## Problem statement:
In the material below, find all lines with the string "Search" and copy them.

## Records supplied:
######

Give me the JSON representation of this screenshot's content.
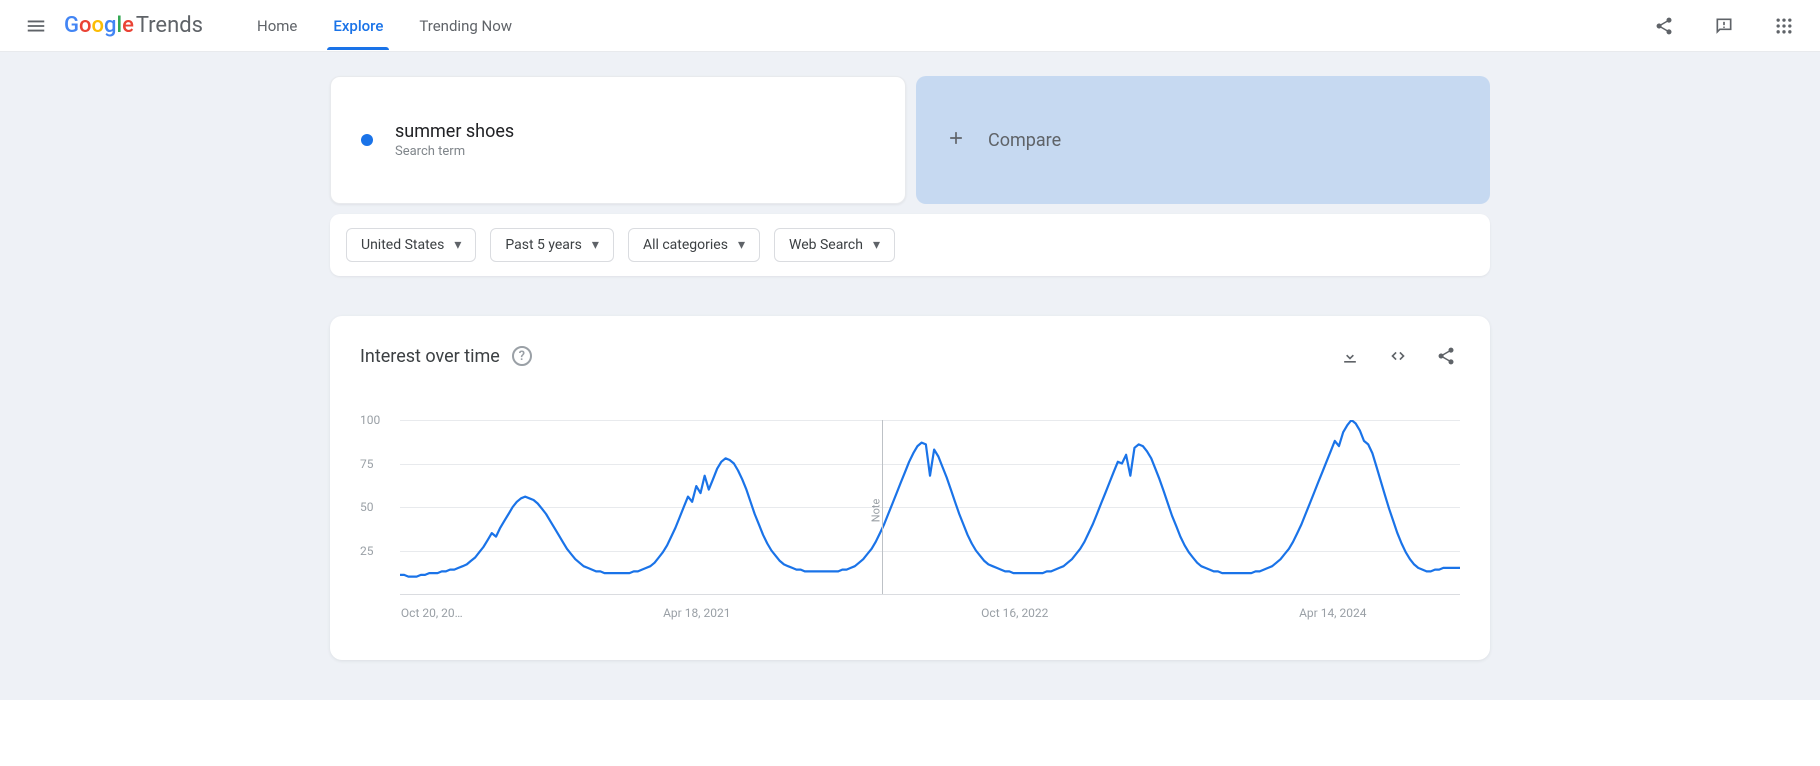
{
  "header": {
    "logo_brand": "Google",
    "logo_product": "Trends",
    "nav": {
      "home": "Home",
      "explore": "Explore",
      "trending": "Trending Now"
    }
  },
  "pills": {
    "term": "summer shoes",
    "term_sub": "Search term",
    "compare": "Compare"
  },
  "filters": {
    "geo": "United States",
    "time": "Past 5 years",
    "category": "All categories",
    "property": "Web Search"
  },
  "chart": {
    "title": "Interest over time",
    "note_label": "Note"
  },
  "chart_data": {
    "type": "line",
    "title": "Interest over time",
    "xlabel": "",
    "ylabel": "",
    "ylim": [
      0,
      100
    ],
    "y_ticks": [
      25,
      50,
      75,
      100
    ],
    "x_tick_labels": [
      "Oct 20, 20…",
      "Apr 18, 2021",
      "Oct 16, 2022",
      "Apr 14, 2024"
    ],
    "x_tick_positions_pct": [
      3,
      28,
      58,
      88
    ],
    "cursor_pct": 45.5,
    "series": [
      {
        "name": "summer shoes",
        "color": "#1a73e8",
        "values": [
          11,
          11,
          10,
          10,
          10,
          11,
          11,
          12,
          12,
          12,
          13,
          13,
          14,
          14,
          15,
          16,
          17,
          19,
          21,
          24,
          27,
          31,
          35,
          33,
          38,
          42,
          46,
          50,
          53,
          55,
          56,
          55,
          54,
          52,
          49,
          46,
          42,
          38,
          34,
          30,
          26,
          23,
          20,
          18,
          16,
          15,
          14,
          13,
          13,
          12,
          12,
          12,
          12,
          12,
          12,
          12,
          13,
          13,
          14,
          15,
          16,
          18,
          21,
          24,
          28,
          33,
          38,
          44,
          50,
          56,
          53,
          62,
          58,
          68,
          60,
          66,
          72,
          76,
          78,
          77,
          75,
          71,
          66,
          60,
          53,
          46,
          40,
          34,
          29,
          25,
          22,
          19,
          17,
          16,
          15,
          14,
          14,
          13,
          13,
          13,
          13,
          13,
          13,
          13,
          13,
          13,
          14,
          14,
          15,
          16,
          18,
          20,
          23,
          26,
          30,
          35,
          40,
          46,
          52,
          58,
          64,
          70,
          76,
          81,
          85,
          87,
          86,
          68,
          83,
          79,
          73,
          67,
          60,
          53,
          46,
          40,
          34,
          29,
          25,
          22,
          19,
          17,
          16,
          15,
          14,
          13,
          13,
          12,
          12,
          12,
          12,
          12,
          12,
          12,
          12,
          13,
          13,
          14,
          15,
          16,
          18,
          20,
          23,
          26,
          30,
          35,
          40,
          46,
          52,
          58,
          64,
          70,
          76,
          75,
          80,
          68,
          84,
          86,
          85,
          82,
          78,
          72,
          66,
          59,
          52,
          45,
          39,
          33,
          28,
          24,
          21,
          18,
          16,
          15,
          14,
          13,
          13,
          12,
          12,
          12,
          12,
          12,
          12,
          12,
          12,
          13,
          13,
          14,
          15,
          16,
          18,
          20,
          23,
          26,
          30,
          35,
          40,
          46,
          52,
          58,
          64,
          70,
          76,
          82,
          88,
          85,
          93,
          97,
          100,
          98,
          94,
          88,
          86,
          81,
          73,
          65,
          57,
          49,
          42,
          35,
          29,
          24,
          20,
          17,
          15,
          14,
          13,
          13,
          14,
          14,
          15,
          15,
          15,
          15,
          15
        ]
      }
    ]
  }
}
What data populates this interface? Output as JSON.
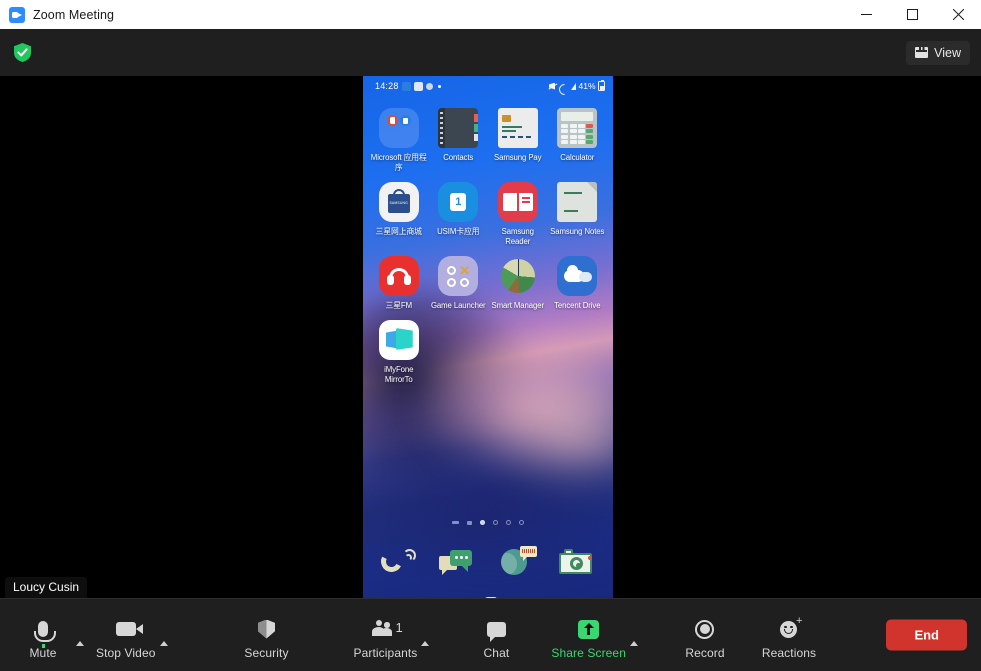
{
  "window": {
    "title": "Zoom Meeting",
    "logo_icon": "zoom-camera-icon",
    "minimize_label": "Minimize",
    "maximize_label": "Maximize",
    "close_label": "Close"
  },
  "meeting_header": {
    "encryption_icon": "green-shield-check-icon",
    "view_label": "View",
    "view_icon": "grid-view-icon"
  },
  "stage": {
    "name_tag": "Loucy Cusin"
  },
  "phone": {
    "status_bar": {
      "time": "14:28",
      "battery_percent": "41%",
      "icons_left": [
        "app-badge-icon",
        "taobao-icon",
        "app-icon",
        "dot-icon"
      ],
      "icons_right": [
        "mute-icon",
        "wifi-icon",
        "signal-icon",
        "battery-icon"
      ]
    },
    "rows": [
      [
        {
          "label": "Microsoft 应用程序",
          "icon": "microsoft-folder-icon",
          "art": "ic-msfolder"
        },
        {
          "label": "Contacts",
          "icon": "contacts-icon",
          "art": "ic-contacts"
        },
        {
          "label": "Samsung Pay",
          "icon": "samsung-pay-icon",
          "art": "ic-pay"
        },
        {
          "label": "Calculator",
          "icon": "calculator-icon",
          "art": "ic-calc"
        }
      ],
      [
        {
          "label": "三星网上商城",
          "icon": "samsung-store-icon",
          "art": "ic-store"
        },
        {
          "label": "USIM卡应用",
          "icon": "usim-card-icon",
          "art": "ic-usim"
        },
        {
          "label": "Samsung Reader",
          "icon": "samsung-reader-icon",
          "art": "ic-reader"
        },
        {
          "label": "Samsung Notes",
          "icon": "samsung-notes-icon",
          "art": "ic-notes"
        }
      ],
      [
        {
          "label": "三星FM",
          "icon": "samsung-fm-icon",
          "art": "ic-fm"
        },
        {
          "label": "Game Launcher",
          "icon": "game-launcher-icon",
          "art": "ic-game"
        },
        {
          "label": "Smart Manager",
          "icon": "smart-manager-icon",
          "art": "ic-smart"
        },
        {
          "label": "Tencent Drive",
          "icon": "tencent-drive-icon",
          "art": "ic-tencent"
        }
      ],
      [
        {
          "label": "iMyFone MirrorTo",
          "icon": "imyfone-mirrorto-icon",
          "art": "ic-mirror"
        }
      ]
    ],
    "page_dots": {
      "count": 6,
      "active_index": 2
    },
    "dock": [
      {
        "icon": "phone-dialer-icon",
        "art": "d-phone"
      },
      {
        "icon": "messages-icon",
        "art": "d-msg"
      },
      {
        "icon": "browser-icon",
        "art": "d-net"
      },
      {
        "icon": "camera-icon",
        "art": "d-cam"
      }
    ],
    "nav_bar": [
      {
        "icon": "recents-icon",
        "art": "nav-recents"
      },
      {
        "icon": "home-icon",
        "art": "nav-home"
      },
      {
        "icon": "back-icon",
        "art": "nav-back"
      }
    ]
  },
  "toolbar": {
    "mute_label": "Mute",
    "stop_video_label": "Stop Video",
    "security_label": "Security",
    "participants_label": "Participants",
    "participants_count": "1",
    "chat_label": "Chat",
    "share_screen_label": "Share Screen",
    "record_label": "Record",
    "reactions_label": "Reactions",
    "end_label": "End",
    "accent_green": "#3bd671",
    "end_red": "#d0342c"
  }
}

######

## Task solution:
    "term_sub": "Search term",
    "property": "Web Search"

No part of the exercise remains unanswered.